Records from a data collection:

[Start]

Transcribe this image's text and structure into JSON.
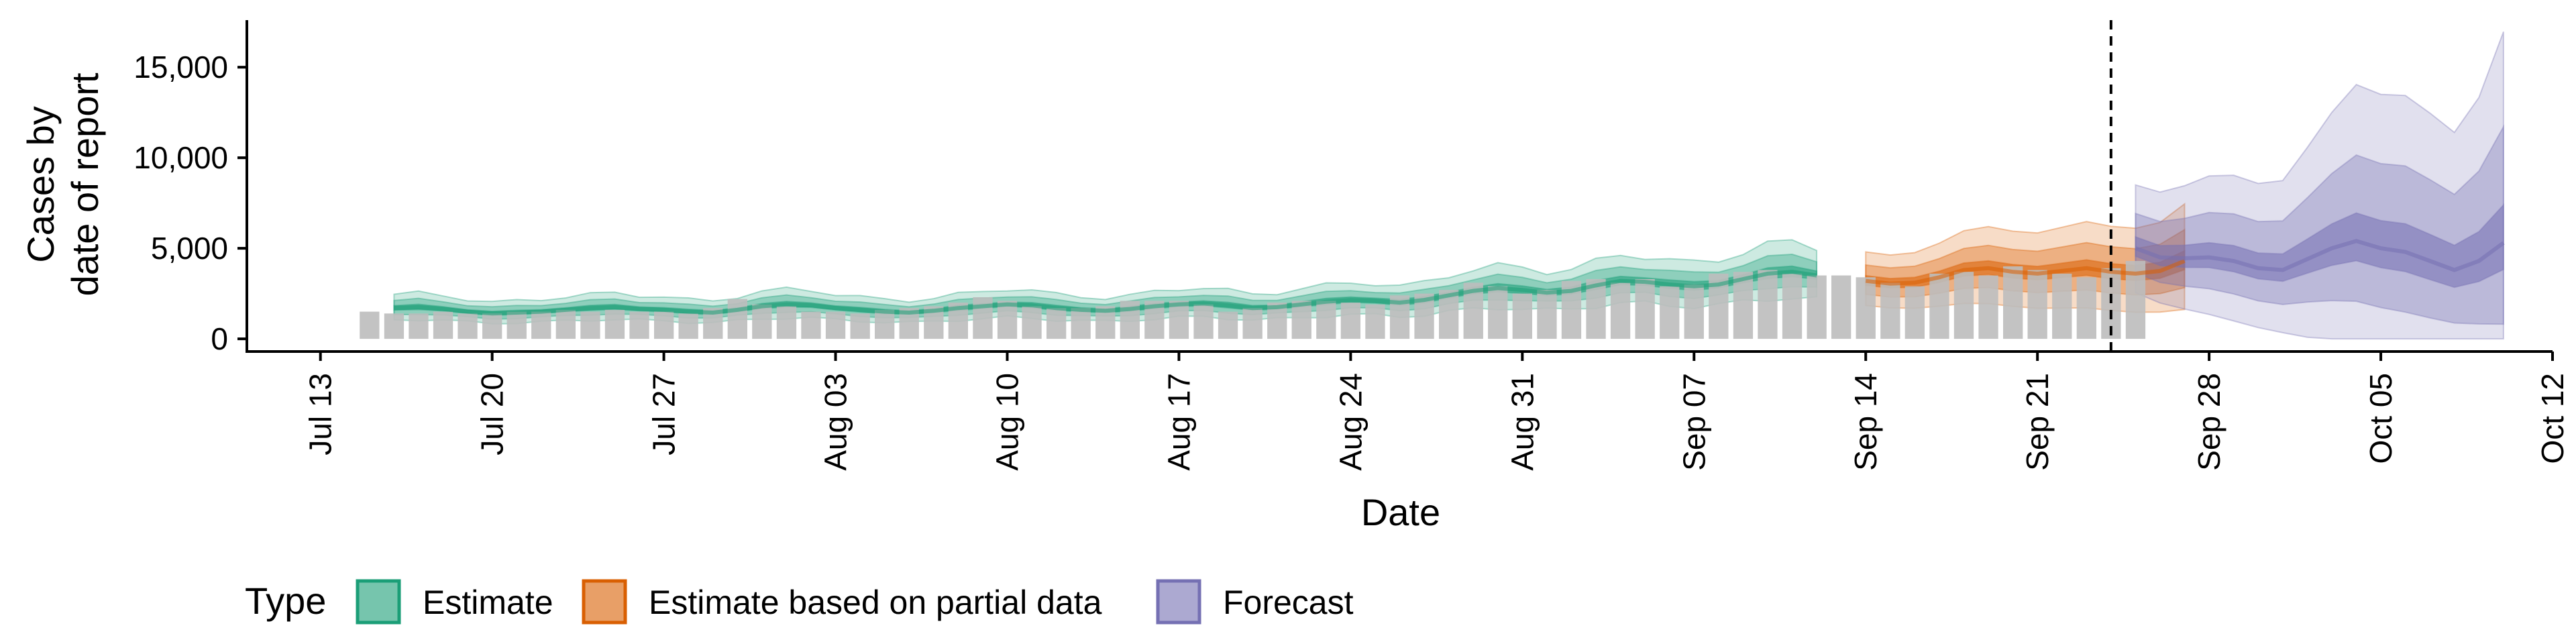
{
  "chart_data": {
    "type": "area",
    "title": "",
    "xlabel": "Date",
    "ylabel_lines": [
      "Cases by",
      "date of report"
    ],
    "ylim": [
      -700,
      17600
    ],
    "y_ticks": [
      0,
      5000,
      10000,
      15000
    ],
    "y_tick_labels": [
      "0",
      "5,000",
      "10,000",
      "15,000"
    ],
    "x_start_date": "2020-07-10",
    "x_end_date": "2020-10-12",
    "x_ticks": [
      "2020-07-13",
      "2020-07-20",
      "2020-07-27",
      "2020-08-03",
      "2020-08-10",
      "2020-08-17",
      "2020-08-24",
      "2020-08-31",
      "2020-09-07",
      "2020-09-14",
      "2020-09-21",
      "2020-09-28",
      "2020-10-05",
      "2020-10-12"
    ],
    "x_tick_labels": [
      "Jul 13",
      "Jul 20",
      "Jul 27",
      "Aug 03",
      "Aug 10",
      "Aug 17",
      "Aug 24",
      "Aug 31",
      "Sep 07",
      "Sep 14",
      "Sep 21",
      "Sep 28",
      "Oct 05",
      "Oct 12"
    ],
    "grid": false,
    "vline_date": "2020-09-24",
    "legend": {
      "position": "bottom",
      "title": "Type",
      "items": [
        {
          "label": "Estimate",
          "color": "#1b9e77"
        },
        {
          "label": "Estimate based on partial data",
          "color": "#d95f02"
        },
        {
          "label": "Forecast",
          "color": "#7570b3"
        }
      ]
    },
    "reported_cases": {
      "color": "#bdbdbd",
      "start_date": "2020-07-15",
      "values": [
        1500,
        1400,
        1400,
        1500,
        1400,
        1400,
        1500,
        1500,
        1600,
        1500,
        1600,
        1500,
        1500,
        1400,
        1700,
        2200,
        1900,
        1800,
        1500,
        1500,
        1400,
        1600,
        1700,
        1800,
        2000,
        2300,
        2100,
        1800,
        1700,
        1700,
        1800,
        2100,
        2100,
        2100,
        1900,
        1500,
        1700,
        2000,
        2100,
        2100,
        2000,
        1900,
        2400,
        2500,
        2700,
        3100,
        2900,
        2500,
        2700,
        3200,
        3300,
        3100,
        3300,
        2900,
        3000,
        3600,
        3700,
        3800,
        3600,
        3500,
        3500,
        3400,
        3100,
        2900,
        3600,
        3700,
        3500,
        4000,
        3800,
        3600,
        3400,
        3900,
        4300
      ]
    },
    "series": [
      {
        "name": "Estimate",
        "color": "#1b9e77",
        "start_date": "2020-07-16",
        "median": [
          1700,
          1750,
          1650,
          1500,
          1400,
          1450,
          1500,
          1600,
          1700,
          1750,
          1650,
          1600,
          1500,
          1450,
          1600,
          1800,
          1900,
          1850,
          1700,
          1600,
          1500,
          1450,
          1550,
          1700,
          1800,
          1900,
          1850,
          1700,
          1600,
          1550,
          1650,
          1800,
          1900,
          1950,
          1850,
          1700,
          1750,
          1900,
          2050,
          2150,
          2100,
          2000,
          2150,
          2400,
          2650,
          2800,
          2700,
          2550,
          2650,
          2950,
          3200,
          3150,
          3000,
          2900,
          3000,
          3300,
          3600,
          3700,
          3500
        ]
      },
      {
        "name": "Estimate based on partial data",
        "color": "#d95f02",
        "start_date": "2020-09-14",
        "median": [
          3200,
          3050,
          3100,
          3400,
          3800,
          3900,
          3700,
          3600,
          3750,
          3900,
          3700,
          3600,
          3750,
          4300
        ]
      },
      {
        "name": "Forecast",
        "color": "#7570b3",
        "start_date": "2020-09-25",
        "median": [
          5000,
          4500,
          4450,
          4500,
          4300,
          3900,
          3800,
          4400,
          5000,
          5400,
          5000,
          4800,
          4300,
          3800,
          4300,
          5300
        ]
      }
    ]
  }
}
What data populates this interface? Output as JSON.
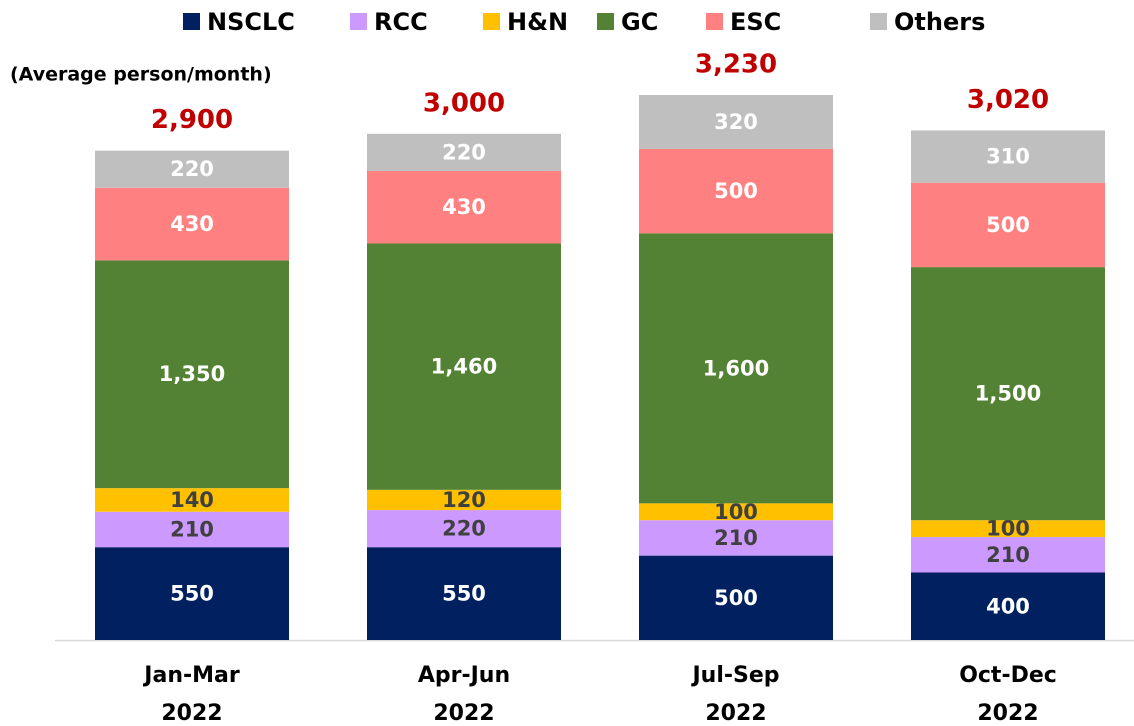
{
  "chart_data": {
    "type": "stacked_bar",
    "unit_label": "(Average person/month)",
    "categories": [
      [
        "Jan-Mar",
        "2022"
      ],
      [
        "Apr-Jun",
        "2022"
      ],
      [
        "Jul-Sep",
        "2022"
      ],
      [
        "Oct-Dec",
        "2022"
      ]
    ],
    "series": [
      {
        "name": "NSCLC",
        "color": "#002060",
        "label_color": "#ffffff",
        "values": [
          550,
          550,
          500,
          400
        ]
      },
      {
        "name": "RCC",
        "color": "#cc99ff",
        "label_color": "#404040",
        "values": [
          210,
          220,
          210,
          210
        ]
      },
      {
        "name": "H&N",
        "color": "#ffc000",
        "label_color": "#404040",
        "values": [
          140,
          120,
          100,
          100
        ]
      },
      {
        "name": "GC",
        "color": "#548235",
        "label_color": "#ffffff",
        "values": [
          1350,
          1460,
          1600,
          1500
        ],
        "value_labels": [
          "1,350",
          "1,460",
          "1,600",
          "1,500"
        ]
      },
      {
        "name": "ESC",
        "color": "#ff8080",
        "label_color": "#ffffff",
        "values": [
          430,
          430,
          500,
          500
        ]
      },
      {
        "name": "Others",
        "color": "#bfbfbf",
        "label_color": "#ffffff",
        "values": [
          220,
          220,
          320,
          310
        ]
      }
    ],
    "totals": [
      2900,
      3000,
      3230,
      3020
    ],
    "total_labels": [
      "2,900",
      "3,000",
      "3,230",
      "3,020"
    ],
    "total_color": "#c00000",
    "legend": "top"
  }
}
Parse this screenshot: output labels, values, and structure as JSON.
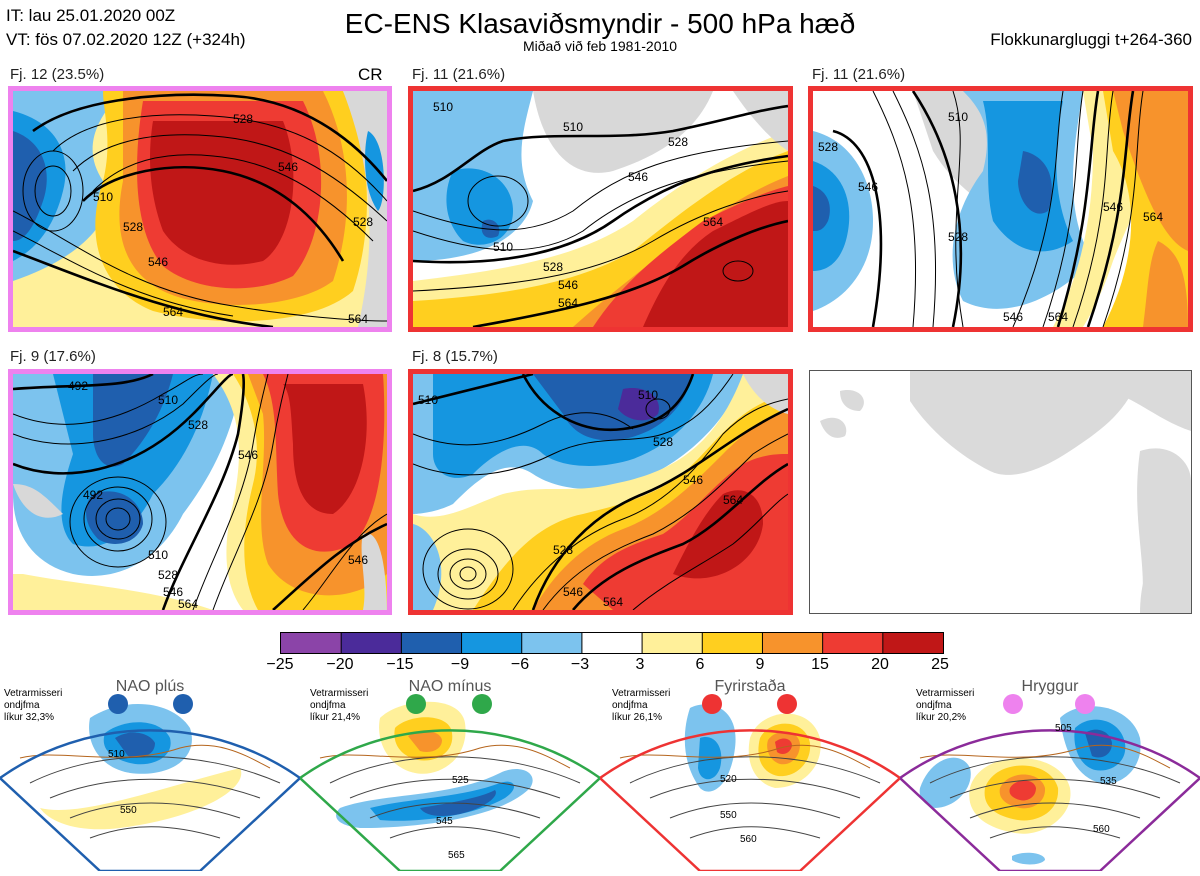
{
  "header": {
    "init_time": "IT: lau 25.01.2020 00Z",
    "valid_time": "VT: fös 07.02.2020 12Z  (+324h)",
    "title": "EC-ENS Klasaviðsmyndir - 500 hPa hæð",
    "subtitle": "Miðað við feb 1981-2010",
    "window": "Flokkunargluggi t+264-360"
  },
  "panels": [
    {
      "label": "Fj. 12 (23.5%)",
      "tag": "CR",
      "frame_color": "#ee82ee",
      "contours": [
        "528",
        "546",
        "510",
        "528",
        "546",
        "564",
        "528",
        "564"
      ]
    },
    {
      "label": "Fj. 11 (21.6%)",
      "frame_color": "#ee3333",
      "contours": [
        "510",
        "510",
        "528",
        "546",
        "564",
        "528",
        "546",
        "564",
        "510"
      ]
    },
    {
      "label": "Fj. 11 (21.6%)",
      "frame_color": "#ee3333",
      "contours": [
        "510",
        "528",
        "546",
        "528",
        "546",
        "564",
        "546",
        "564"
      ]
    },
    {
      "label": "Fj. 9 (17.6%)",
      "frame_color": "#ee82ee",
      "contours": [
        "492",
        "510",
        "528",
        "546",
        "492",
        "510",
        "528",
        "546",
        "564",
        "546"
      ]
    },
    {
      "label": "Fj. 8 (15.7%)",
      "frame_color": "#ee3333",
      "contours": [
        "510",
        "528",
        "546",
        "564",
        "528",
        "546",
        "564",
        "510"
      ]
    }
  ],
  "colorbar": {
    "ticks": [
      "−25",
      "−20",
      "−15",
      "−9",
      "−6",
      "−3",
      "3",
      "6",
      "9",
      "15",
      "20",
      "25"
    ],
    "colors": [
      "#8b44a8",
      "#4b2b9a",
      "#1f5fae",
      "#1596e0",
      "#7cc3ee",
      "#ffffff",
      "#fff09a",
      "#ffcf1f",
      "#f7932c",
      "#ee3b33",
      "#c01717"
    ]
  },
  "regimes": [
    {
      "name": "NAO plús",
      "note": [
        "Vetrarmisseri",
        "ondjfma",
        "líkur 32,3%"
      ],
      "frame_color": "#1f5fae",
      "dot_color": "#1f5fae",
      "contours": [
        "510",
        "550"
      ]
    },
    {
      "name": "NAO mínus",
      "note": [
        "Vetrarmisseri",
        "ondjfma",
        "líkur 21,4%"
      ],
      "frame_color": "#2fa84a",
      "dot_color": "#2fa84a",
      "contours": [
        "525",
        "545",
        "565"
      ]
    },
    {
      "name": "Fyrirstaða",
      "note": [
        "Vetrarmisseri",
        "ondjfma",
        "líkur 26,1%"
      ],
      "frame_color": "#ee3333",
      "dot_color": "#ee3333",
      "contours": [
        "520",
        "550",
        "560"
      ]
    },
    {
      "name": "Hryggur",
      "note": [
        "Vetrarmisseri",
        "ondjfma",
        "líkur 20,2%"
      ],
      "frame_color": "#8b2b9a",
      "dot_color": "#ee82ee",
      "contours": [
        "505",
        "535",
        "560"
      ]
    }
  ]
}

[End]

** Goal **
Reply with only the number of lines in the material above where the string "structure" appears.

** Worked solution **
2